Work to do: Could you write out all the records below again, replacing "screenshot" with "chart", changing nothing else and leaving out the pictures?

Image element box records
+===+

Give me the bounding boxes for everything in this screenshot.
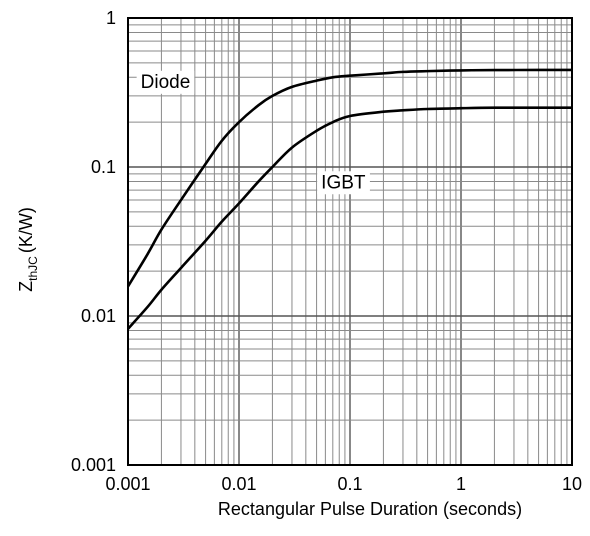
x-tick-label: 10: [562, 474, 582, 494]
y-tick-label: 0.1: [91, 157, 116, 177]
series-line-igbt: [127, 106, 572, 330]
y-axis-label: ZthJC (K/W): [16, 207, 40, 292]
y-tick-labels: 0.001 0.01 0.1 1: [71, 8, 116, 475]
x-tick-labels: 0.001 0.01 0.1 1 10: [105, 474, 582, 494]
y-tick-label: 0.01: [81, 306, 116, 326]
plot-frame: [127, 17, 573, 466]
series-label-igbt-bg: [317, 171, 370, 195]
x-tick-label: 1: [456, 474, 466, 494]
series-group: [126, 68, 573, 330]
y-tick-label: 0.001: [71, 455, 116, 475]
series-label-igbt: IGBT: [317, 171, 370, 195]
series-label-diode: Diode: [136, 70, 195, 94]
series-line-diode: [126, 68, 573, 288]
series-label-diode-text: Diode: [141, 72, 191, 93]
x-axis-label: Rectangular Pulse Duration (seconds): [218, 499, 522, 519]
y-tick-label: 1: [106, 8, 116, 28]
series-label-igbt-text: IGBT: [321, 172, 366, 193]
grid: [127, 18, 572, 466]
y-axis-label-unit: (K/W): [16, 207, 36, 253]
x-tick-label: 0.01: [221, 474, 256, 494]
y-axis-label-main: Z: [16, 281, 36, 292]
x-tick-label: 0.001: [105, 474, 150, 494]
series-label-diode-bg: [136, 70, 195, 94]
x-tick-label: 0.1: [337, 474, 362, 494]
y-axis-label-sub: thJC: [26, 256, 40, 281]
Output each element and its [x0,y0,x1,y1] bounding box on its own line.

+===+

Solution for this problem:
Give me the bounding boxes for everything in this chart.
x-tick-label: 10: [562, 474, 582, 494]
y-tick-label: 0.1: [91, 157, 116, 177]
series-line-igbt: [127, 106, 572, 330]
y-axis-label: ZthJC (K/W): [16, 207, 40, 292]
y-tick-labels: 0.001 0.01 0.1 1: [71, 8, 116, 475]
x-tick-labels: 0.001 0.01 0.1 1 10: [105, 474, 582, 494]
y-tick-label: 0.01: [81, 306, 116, 326]
plot-frame: [127, 17, 573, 466]
series-label-igbt-bg: [317, 171, 370, 195]
x-tick-label: 1: [456, 474, 466, 494]
series-group: [126, 68, 573, 330]
y-tick-label: 0.001: [71, 455, 116, 475]
series-label-igbt: IGBT: [317, 171, 370, 195]
series-label-diode: Diode: [136, 70, 195, 94]
series-line-diode: [126, 68, 573, 288]
series-label-diode-text: Diode: [141, 72, 191, 93]
x-axis-label: Rectangular Pulse Duration (seconds): [218, 499, 522, 519]
y-tick-label: 1: [106, 8, 116, 28]
series-label-igbt-text: IGBT: [321, 172, 366, 193]
grid: [127, 18, 572, 466]
y-axis-label-unit: (K/W): [16, 207, 36, 253]
x-tick-label: 0.01: [221, 474, 256, 494]
y-axis-label-main: Z: [16, 281, 36, 292]
x-tick-label: 0.001: [105, 474, 150, 494]
series-label-diode-bg: [136, 70, 195, 94]
x-tick-label: 0.1: [337, 474, 362, 494]
y-axis-label-sub: thJC: [26, 256, 40, 281]
Output each element and its [x0,y0,x1,y1] bounding box on its own line.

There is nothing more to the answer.